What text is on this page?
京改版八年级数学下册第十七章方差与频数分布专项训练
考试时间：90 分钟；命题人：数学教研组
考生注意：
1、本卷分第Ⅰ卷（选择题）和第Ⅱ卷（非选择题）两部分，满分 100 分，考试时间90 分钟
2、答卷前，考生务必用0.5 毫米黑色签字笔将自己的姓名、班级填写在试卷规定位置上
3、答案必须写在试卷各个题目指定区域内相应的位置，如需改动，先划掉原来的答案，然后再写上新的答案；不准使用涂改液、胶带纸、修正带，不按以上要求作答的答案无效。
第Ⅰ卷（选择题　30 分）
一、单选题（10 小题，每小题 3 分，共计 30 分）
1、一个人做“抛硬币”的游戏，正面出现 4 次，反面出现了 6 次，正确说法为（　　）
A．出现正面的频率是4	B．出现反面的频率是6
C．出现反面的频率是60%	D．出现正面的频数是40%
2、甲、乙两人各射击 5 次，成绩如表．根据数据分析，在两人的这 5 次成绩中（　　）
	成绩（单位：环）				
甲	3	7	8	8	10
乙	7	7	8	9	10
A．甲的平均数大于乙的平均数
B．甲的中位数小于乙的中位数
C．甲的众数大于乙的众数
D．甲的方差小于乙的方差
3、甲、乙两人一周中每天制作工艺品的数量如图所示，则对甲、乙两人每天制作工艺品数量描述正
--------------------
Word for word, write out all of the data above.

ANSWER FOR THIS EXERCISE:
What text is on this page?
京改版八年级数学下册第十七章方差与频数分布专项训练
考试时间：90 分钟；命题人：数学教研组
考生注意：
1、本卷分第Ⅰ卷（选择题）和第Ⅱ卷（非选择题）两部分，满分 100 分，考试时间90 分钟
2、答卷前，考生务必用0.5 毫米黑色签字笔将自己的姓名、班级填写在试卷规定位置上
3、答案必须写在试卷各个题目指定区域内相应的位置，如需改动，先划掉原来的答案，然后再写上新的答案；不准使用涂改液、胶带纸、修正带，不按以上要求作答的答案无效。
第Ⅰ卷（选择题　30 分）
一、单选题（10 小题，每小题 3 分，共计 30 分）
1、一个人做“抛硬币”的游戏，正面出现 4 次，反面出现了 6 次，正确说法为（　　）
A．出现正面的频率是4	B．出现反面的频率是6
C．出现反面的频率是60%	D．出现正面的频数是40%
2、甲、乙两人各射击 5 次，成绩如表．根据数据分析，在两人的这 5 次成绩中（　　）
	成绩（单位：环）				
甲	3	7	8	8	10
乙	7	7	8	9	10
A．甲的平均数大于乙的平均数
B．甲的中位数小于乙的中位数
C．甲的众数大于乙的众数
D．甲的方差小于乙的方差
3、甲、乙两人一周中每天制作工艺品的数量如图所示，则对甲、乙两人每天制作工艺品数量描述正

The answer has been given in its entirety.